| TASK BRIEF |
Transcribe the full listing below exactly.

— start of ENTRIES PROVIDED —

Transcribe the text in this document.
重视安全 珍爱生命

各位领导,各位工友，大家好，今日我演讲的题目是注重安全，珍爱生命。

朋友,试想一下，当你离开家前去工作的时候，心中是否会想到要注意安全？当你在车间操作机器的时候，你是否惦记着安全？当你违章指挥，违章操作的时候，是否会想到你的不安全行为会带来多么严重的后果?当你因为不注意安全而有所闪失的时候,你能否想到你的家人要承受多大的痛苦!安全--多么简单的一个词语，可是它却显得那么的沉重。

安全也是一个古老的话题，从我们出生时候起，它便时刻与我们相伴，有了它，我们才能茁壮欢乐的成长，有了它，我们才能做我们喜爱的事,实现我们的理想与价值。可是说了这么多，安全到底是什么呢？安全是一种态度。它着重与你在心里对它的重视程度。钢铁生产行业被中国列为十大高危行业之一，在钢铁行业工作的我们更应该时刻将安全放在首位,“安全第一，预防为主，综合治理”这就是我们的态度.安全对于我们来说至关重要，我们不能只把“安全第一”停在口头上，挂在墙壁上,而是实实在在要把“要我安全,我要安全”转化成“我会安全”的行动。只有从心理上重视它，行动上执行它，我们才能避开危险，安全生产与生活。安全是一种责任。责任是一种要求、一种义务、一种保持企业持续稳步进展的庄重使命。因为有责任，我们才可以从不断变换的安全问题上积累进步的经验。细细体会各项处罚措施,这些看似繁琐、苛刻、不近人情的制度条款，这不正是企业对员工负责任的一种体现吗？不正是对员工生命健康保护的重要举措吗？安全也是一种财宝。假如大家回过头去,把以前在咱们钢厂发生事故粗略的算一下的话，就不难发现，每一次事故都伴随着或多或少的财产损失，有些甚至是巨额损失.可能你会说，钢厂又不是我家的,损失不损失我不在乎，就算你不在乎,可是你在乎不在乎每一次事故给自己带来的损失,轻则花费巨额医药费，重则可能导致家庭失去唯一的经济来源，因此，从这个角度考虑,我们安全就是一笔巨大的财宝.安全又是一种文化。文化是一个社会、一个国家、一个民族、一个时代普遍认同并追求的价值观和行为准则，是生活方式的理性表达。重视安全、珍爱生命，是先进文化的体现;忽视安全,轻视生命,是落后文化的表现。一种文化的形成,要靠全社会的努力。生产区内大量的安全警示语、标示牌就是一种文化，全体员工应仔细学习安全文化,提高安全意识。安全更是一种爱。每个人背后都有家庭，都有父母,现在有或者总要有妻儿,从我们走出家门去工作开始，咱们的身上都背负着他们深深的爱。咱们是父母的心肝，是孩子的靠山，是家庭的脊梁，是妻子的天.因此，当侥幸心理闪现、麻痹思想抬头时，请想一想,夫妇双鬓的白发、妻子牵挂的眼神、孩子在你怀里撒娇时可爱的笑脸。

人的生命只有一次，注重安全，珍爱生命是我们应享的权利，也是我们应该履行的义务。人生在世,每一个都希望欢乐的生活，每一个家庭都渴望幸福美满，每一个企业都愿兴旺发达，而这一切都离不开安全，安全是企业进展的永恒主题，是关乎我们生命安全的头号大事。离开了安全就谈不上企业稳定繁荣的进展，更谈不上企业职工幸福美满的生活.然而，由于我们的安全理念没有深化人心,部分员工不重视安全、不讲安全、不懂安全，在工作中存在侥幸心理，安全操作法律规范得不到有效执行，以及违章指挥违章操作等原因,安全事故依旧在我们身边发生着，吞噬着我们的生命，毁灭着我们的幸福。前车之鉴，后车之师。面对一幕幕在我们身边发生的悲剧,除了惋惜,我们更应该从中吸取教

— end of ENTRIES PROVIDED —

| WRITTEN ANSWER |
Transcribe the text in this document.
重视安全 珍爱生命

各位领导,各位工友，大家好，今日我演讲的题目是注重安全，珍爱生命。

朋友,试想一下，当你离开家前去工作的时候，心中是否会想到要注意安全？当你在车间操作机器的时候，你是否惦记着安全？当你违章指挥，违章操作的时候，是否会想到你的不安全行为会带来多么严重的后果?当你因为不注意安全而有所闪失的时候,你能否想到你的家人要承受多大的痛苦!安全--多么简单的一个词语，可是它却显得那么的沉重。

安全也是一个古老的话题，从我们出生时候起，它便时刻与我们相伴，有了它，我们才能茁壮欢乐的成长，有了它，我们才能做我们喜爱的事,实现我们的理想与价值。可是说了这么多，安全到底是什么呢？安全是一种态度。它着重与你在心里对它的重视程度。钢铁生产行业被中国列为十大高危行业之一，在钢铁行业工作的我们更应该时刻将安全放在首位,“安全第一，预防为主，综合治理”这就是我们的态度.安全对于我们来说至关重要，我们不能只把“安全第一”停在口头上，挂在墙壁上,而是实实在在要把“要我安全,我要安全”转化成“我会安全”的行动。只有从心理上重视它，行动上执行它，我们才能避开危险，安全生产与生活。安全是一种责任。责任是一种要求、一种义务、一种保持企业持续稳步进展的庄重使命。因为有责任，我们才可以从不断变换的安全问题上积累进步的经验。细细体会各项处罚措施,这些看似繁琐、苛刻、不近人情的制度条款，这不正是企业对员工负责任的一种体现吗？不正是对员工生命健康保护的重要举措吗？安全也是一种财宝。假如大家回过头去,把以前在咱们钢厂发生事故粗略的算一下的话，就不难发现，每一次事故都伴随着或多或少的财产损失，有些甚至是巨额损失.可能你会说，钢厂又不是我家的,损失不损失我不在乎，就算你不在乎,可是你在乎不在乎每一次事故给自己带来的损失,轻则花费巨额医药费，重则可能导致家庭失去唯一的经济来源，因此，从这个角度考虑,我们安全就是一笔巨大的财宝.安全又是一种文化。文化是一个社会、一个国家、一个民族、一个时代普遍认同并追求的价值观和行为准则，是生活方式的理性表达。重视安全、珍爱生命，是先进文化的体现;忽视安全,轻视生命,是落后文化的表现。一种文化的形成,要靠全社会的努力。生产区内大量的安全警示语、标示牌就是一种文化，全体员工应仔细学习安全文化,提高安全意识。安全更是一种爱。每个人背后都有家庭，都有父母,现在有或者总要有妻儿,从我们走出家门去工作开始，咱们的身上都背负着他们深深的爱。咱们是父母的心肝，是孩子的靠山，是家庭的脊梁，是妻子的天.因此，当侥幸心理闪现、麻痹思想抬头时，请想一想,夫妇双鬓的白发、妻子牵挂的眼神、孩子在你怀里撒娇时可爱的笑脸。

人的生命只有一次，注重安全，珍爱生命是我们应享的权利，也是我们应该履行的义务。人生在世,每一个都希望欢乐的生活，每一个家庭都渴望幸福美满，每一个企业都愿兴旺发达，而这一切都离不开安全，安全是企业进展的永恒主题，是关乎我们生命安全的头号大事。离开了安全就谈不上企业稳定繁荣的进展，更谈不上企业职工幸福美满的生活.然而，由于我们的安全理念没有深化人心,部分员工不重视安全、不讲安全、不懂安全，在工作中存在侥幸心理，安全操作法律规范得不到有效执行，以及违章指挥违章操作等原因,安全事故依旧在我们身边发生着，吞噬着我们的生命，毁灭着我们的幸福。前车之鉴，后车之师。面对一幕幕在我们身边发生的悲剧,除了惋惜,我们更应该从中吸取教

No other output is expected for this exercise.